• _DATA FOR THIS TASK_
○ ○ ○
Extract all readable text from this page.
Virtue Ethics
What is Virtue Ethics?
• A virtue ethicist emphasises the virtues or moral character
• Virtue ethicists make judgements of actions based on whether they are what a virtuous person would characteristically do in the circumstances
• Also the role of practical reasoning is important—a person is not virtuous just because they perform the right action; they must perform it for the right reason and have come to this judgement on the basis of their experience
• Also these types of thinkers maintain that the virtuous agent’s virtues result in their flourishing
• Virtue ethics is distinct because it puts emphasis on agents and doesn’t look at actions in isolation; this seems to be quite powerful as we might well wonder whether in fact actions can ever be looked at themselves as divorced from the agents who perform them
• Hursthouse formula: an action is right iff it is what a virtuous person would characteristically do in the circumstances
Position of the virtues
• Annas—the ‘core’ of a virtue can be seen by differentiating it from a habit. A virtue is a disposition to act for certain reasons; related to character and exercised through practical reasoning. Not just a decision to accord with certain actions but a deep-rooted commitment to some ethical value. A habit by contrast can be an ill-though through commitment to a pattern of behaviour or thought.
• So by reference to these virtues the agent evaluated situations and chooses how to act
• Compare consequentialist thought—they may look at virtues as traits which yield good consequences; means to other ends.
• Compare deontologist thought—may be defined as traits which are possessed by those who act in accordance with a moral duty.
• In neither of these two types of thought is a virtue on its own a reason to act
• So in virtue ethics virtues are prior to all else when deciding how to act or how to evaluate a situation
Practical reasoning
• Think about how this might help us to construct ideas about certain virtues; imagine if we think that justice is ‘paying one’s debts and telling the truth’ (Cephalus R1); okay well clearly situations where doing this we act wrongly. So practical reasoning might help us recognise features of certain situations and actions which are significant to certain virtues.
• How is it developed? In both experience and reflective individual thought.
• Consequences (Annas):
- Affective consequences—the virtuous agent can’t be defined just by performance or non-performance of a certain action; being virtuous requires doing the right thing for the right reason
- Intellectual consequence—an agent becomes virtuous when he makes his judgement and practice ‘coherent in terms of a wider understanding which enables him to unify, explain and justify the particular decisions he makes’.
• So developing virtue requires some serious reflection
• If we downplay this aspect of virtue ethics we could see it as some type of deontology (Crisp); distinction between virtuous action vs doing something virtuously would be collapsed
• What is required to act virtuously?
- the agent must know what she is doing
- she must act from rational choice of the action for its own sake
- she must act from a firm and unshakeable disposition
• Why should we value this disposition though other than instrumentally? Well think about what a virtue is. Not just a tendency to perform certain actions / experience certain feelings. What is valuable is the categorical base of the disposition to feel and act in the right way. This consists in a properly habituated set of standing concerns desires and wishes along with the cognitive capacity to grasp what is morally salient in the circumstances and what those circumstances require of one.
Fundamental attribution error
○ ○ ○
• _WORK TO DO_
Your answer should be a single number: the count of lines in the listing that contain the word "characteristically".

• _IN RESPONSE_
2